> **WHAT IS EXPECTED**: List each line of the data that holds the string "velocity".

> **INFORMATION SHOWN**:
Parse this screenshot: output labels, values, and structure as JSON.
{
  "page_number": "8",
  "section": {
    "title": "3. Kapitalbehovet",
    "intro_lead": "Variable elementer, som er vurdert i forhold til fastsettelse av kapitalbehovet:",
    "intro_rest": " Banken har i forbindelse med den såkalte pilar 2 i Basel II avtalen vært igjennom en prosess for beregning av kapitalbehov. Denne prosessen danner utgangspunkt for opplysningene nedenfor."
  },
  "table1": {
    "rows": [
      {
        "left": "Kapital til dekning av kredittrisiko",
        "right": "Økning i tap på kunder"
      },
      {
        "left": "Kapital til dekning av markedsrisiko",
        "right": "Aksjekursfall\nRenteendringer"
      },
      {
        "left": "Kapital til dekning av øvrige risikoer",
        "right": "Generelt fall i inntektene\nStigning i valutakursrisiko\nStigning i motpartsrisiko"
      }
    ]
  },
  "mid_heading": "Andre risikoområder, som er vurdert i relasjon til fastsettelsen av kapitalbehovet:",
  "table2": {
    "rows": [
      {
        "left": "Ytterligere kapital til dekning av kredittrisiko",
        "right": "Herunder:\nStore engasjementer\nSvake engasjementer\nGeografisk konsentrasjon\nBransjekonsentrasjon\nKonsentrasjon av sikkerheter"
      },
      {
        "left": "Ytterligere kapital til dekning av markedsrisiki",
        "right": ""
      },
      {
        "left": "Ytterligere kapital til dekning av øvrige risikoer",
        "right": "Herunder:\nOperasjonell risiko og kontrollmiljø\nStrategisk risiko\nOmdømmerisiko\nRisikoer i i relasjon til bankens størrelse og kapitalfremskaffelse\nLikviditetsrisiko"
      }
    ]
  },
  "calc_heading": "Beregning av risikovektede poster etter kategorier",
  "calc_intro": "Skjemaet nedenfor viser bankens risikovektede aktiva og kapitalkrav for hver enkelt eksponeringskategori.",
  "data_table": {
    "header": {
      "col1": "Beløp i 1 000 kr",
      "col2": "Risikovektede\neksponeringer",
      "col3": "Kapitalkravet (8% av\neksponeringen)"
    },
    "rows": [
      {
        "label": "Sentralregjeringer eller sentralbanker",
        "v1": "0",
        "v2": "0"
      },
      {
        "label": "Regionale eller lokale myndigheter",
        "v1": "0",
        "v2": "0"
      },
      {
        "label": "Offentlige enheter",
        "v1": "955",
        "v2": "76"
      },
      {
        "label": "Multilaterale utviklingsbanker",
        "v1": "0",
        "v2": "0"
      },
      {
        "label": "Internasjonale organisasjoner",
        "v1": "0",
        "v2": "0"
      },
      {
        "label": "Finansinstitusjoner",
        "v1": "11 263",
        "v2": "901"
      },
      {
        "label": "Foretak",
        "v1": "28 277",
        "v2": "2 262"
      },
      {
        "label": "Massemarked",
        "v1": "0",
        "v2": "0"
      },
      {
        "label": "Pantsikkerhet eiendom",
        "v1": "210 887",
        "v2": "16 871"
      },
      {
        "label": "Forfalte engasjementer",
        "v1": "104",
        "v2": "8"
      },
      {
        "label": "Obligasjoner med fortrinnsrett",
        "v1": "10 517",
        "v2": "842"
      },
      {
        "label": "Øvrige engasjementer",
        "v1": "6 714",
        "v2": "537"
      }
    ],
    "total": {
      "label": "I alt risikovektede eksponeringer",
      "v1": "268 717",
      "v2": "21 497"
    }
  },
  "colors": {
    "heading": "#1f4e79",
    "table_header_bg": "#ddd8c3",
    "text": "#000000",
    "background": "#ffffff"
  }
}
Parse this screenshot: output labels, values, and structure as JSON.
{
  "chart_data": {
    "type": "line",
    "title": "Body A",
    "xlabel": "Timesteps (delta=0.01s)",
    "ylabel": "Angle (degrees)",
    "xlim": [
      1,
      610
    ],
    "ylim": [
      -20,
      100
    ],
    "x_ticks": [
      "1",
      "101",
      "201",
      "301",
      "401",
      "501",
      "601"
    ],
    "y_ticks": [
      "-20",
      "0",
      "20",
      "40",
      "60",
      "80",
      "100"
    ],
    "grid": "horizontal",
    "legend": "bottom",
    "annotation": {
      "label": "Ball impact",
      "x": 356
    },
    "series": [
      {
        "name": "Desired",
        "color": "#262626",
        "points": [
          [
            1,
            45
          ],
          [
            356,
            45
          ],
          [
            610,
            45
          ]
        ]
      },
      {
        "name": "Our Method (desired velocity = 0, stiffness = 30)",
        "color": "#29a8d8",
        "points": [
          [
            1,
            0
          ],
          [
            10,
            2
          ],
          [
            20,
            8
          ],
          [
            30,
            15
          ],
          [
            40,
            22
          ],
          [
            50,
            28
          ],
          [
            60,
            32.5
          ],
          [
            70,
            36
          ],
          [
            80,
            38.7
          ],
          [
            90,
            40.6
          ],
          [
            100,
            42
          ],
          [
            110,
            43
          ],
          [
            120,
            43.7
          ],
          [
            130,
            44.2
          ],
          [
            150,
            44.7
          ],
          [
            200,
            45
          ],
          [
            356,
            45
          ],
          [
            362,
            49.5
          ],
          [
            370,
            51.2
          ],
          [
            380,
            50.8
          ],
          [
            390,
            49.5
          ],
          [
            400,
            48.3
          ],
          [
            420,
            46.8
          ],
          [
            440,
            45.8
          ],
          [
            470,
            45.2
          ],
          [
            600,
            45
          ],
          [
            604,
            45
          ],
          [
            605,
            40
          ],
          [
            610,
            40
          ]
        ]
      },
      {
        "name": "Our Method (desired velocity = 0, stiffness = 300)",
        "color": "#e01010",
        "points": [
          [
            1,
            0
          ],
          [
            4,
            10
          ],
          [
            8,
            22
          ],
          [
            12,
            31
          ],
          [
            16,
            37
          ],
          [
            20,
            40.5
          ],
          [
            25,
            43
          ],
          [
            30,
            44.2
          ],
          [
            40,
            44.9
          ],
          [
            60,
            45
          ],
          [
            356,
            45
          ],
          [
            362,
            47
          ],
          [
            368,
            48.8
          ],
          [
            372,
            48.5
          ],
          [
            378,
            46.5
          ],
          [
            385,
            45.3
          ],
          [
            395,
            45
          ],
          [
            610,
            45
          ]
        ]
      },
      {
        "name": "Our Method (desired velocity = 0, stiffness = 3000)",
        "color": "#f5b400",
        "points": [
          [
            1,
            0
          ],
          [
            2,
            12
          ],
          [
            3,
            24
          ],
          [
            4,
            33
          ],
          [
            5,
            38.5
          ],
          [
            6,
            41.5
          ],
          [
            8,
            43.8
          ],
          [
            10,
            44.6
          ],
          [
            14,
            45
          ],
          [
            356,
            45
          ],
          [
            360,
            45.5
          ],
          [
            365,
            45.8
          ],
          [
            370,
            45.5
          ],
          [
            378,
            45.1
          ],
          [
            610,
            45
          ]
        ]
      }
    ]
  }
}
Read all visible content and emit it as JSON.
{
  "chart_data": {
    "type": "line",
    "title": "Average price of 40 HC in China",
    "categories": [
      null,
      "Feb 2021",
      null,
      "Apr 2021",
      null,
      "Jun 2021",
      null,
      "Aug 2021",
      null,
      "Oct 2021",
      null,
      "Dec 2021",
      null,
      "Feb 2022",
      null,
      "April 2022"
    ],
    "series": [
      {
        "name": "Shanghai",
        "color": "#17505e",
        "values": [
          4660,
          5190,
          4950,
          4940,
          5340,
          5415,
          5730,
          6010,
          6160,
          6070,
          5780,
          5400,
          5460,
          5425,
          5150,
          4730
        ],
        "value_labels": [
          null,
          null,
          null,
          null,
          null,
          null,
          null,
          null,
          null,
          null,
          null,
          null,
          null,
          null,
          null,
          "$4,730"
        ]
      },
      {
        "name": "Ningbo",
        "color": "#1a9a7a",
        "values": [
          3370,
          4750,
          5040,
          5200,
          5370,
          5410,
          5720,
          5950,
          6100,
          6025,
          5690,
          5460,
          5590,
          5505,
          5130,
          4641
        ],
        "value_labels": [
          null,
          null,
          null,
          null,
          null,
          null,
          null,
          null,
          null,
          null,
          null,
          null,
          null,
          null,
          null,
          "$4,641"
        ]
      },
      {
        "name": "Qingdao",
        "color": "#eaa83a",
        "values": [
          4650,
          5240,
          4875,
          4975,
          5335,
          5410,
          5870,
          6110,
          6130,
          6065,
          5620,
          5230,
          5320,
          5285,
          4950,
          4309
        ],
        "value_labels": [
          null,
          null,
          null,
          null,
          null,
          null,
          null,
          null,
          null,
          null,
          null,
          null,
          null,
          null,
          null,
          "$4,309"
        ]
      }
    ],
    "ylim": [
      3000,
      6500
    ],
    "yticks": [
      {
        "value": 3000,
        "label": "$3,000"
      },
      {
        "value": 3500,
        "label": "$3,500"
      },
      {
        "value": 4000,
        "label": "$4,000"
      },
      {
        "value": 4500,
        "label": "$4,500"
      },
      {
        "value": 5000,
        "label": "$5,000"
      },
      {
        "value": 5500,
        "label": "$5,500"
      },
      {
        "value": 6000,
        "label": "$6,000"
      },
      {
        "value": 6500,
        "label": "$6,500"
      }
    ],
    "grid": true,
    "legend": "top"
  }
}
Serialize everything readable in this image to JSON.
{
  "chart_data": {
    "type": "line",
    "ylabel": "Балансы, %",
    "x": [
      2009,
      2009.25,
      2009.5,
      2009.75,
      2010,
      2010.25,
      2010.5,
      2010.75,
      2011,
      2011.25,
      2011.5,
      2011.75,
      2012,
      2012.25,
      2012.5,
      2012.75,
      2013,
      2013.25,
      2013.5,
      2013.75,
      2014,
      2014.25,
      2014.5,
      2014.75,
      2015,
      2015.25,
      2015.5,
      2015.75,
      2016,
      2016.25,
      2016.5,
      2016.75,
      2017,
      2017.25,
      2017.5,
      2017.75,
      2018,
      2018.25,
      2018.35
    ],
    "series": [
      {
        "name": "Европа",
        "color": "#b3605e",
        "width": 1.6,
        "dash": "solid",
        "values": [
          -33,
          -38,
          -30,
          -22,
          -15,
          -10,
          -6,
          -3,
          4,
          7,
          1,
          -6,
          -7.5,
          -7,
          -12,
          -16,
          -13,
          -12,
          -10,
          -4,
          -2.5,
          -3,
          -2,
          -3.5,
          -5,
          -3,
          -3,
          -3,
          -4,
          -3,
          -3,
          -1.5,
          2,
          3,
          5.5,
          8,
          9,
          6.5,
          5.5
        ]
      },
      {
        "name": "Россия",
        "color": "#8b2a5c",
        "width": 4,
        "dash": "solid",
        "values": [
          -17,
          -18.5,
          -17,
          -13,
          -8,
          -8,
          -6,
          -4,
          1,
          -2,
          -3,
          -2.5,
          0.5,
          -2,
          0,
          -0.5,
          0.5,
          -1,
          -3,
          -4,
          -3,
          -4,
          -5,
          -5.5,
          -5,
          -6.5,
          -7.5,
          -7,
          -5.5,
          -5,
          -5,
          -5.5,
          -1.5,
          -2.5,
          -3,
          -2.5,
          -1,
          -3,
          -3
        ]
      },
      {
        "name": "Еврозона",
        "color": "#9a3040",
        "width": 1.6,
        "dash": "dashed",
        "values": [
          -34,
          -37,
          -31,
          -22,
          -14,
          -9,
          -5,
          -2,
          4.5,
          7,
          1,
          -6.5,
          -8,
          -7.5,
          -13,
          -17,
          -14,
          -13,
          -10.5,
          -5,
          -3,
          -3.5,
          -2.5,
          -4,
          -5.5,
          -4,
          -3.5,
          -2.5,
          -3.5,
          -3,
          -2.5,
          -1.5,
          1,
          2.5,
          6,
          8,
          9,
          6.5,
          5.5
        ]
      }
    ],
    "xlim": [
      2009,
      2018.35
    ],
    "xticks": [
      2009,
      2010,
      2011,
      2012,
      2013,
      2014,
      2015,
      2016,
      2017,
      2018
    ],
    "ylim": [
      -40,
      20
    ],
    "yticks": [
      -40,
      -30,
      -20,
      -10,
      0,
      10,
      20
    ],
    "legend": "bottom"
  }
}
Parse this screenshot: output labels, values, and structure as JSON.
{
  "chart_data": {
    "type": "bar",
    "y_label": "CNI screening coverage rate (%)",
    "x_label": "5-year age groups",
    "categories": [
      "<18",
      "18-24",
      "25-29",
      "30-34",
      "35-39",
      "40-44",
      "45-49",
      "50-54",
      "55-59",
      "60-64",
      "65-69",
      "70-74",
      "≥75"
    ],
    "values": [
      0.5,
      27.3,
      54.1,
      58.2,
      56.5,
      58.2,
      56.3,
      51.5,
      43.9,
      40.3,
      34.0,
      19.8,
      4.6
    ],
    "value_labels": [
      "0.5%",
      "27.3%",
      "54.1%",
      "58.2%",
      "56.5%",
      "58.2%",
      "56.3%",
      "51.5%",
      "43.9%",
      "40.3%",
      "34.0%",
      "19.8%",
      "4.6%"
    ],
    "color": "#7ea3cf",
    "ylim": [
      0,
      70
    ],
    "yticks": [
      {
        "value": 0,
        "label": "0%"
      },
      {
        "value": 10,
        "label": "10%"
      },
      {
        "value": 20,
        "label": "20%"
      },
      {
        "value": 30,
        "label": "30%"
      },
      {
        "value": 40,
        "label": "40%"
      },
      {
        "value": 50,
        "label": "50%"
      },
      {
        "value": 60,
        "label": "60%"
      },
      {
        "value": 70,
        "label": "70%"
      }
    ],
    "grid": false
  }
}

> **TASK ANSWER**:
        "name": "Our Method (desired velocity = 0, stiffness = 30)",
        "name": "Our Method (desired velocity = 0, stiffness = 300)",
        "name": "Our Method (desired velocity = 0, stiffness = 3000)",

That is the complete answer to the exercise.